**Task to complete:** Copy every line from the data below in which the string "группа" can be found.

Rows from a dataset
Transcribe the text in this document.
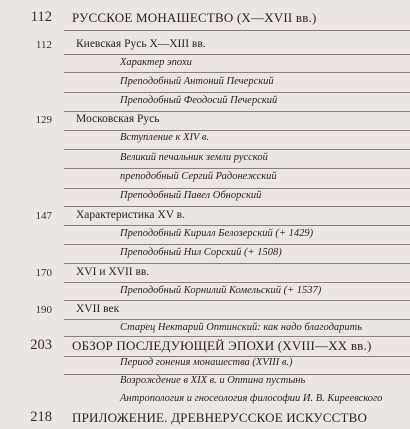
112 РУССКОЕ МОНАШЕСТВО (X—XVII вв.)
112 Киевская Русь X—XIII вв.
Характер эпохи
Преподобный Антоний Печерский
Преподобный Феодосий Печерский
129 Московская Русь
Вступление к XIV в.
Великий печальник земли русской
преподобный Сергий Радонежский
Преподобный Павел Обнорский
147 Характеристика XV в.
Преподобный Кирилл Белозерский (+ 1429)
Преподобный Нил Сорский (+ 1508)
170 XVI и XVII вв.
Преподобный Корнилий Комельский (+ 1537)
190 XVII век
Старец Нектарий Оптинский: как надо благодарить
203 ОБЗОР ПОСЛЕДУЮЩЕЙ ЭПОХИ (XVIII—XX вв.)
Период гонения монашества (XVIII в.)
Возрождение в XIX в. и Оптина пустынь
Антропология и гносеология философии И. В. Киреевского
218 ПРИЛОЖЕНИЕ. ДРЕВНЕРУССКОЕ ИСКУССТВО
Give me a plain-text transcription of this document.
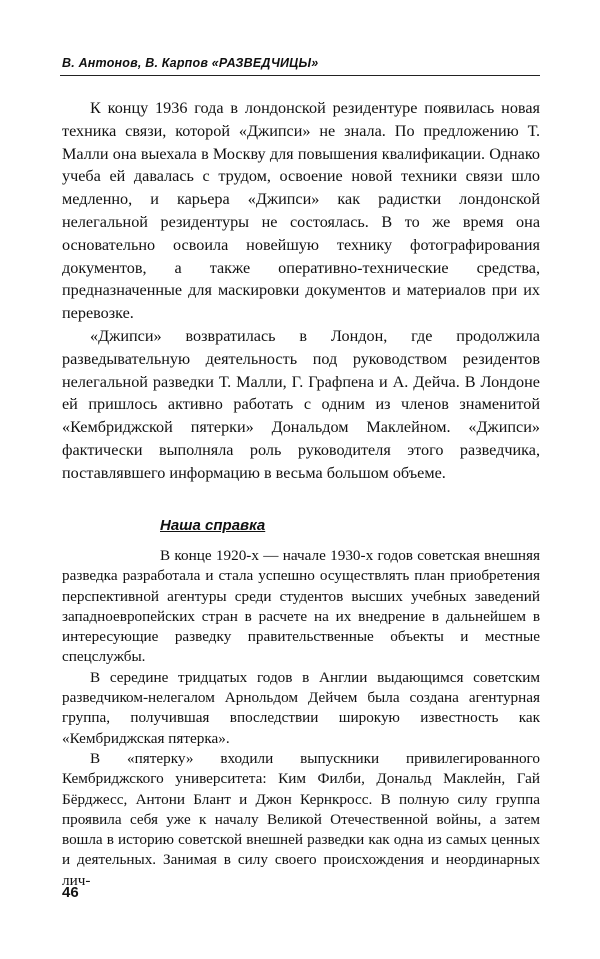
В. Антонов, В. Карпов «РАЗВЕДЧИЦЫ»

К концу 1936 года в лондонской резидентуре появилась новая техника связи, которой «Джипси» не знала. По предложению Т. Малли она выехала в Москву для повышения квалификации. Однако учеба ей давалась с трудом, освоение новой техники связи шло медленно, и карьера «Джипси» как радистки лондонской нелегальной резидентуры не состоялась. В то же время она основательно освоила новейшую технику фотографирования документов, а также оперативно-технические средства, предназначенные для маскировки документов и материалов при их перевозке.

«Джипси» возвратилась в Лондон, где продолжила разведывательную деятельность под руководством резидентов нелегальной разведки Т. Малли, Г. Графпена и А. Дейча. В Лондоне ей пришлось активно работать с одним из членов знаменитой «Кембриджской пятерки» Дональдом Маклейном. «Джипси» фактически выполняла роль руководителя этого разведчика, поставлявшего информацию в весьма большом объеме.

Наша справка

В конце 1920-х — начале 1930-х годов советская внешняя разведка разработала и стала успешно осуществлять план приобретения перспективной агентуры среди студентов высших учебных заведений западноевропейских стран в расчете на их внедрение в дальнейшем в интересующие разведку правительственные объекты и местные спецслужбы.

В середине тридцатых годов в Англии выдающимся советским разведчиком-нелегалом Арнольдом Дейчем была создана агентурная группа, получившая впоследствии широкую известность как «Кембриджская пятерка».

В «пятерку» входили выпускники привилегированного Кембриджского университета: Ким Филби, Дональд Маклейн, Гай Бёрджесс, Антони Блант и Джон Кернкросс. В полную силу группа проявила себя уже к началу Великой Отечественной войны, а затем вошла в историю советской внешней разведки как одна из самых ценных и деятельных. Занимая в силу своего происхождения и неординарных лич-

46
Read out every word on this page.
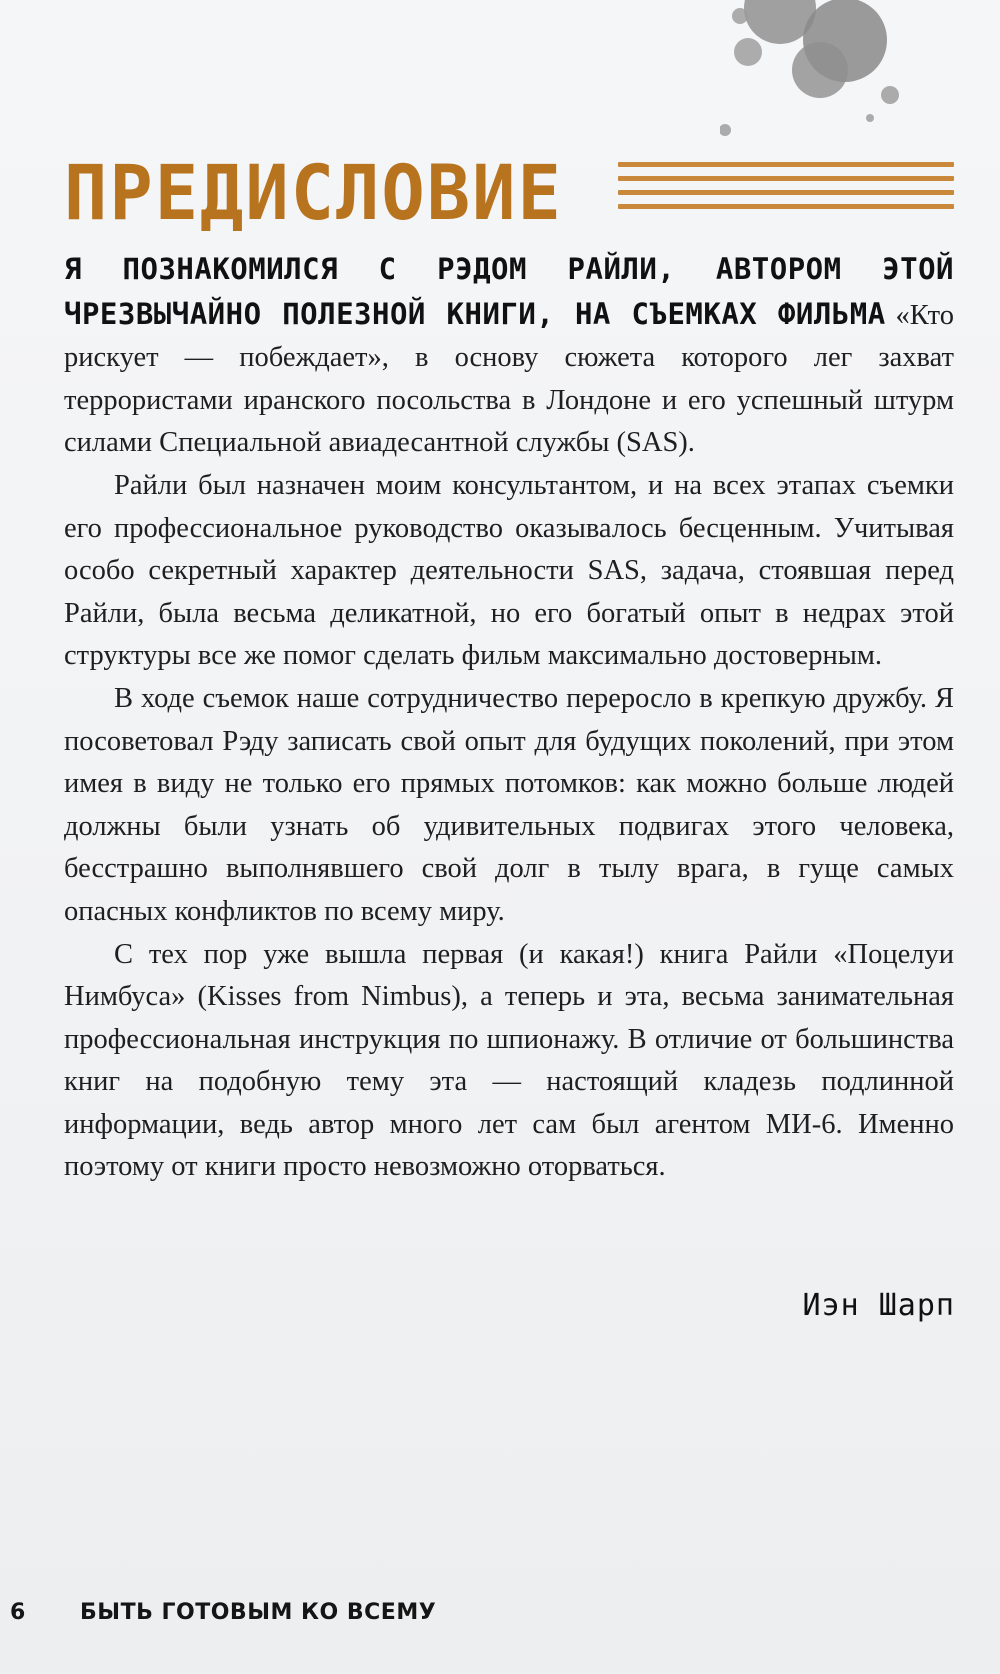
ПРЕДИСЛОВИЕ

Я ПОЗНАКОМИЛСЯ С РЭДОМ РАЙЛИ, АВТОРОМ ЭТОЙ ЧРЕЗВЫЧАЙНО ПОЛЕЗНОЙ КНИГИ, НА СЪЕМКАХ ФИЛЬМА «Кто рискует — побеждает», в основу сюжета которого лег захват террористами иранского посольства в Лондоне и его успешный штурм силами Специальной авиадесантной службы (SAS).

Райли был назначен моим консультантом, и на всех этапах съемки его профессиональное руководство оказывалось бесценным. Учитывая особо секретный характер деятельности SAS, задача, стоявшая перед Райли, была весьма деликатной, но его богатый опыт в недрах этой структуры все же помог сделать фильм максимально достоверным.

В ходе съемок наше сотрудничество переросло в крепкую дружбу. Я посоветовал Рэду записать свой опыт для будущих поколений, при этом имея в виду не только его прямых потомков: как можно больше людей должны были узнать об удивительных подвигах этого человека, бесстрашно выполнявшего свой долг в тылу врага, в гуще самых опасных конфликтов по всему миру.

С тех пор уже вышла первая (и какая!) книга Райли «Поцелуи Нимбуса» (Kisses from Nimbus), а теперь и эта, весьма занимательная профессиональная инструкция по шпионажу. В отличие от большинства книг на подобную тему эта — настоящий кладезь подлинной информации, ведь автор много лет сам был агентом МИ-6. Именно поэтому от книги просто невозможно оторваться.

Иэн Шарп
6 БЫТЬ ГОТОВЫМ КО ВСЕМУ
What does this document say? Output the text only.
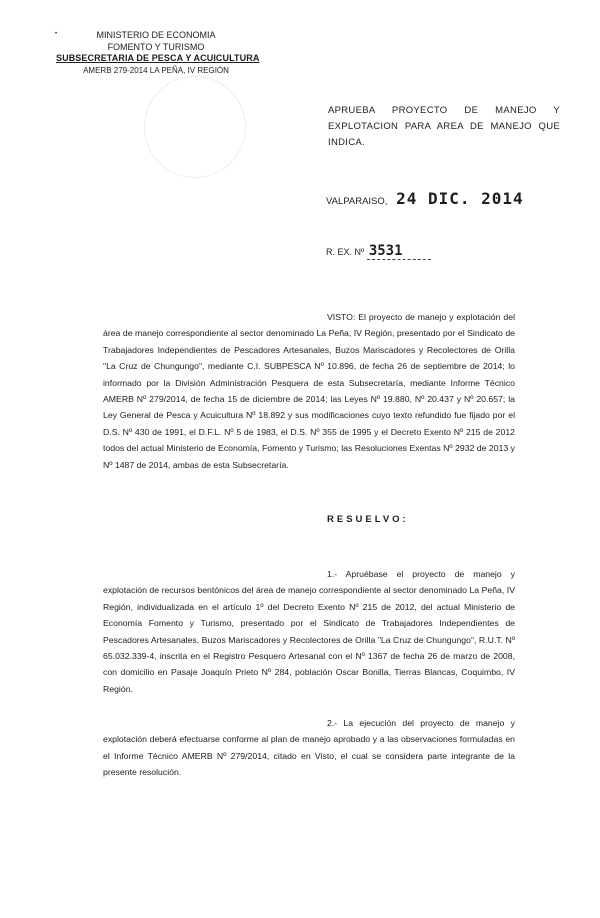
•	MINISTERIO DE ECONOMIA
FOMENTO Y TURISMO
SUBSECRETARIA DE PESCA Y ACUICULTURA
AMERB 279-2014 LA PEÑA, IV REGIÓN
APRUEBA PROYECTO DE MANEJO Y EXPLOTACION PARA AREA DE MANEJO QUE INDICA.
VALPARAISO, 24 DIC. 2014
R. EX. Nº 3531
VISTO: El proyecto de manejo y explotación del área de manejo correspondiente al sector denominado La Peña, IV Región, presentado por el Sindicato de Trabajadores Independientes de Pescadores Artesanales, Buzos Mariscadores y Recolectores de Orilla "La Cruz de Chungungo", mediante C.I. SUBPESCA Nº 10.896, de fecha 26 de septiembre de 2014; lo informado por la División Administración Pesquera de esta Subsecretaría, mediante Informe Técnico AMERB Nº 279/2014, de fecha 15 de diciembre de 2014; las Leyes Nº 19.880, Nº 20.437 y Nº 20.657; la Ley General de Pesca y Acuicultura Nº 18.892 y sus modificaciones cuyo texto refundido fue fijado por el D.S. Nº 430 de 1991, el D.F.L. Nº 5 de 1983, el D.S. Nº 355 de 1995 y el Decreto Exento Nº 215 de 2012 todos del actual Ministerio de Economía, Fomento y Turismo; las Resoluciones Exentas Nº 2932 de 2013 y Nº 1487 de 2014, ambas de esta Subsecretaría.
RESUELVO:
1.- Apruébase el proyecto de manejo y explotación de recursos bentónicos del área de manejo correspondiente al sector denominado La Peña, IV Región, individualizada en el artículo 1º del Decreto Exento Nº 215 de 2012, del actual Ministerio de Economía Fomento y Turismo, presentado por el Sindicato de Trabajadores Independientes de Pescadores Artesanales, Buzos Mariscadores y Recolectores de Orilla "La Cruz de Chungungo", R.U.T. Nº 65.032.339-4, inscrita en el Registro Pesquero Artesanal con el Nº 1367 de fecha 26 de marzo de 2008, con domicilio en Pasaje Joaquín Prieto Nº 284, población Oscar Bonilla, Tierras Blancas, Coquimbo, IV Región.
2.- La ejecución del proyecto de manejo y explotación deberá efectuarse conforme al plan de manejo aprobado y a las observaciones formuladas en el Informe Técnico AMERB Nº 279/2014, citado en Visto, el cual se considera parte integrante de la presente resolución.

**Result of the task:**
В середине тридцатых годов в Англии выдающимся советским разведчиком-нелегалом Арнольдом Дейчем была создана агентурная группа, получившая впоследствии широкую известность как «Кембриджская пятерка».
В «пятерку» входили выпускники привилегированного Кембриджского университета: Ким Филби, Дональд Маклейн, Гай Бёрджесс, Антони Блант и Джон Кернкросс. В полную силу группа проявила себя уже к началу Великой Отечественной войны, а затем вошла в историю советской внешней разведки как одна из самых ценных и деятельных. Занимая в силу своего происхождения и неординарных лич-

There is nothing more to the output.